■ **AIM OF THE EXERCISE**: The entries below contain pictures. Retype everything except those pictures, exactly as given.

■ **Stored records**:
+ + + + + + +
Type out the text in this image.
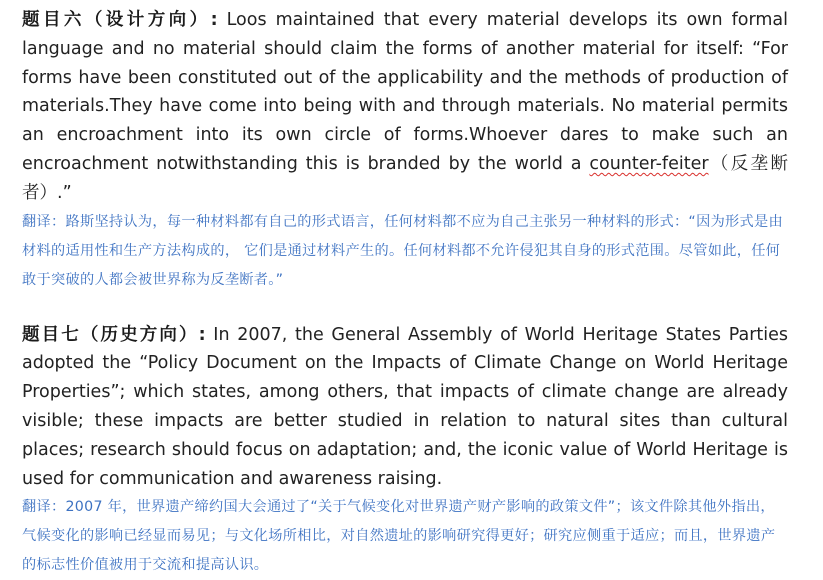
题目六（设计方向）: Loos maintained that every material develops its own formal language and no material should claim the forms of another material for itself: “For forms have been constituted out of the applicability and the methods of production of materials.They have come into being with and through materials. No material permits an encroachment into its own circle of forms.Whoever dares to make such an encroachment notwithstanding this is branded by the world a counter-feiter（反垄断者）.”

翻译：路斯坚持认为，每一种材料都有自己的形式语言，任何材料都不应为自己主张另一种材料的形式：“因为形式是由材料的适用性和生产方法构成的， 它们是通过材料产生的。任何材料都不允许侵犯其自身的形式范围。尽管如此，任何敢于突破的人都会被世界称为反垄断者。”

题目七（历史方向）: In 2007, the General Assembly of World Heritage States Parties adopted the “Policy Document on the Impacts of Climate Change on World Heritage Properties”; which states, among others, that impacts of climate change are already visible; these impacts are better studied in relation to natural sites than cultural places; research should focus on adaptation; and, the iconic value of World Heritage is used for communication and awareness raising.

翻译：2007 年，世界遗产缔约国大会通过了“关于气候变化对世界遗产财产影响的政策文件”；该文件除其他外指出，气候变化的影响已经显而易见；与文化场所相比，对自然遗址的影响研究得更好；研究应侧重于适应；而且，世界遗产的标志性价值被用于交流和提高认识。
+ + + + + + +
■ **SOLVED PROBLEM**:
Type out the text in this image.
题目六（设计方向）: Loos maintained that every material develops its own formal language and no material should claim the forms of another material for itself: “For forms have been constituted out of the applicability and the methods of production of materials.They have come into being with and through materials. No material permits an encroachment into its own circle of forms.Whoever dares to make such an encroachment notwithstanding this is branded by the world a counter-feiter（反垄断者）.”

翻译：路斯坚持认为，每一种材料都有自己的形式语言，任何材料都不应为自己主张另一种材料的形式：“因为形式是由材料的适用性和生产方法构成的， 它们是通过材料产生的。任何材料都不允许侵犯其自身的形式范围。尽管如此，任何敢于突破的人都会被世界称为反垄断者。”

题目七（历史方向）: In 2007, the General Assembly of World Heritage States Parties adopted the “Policy Document on the Impacts of Climate Change on World Heritage Properties”; which states, among others, that impacts of climate change are already visible; these impacts are better studied in relation to natural sites than cultural places; research should focus on adaptation; and, the iconic value of World Heritage is used for communication and awareness raising.

翻译：2007 年，世界遗产缔约国大会通过了“关于气候变化对世界遗产财产影响的政策文件”；该文件除其他外指出，气候变化的影响已经显而易见；与文化场所相比，对自然遗址的影响研究得更好；研究应侧重于适应；而且，世界遗产的标志性价值被用于交流和提高认识。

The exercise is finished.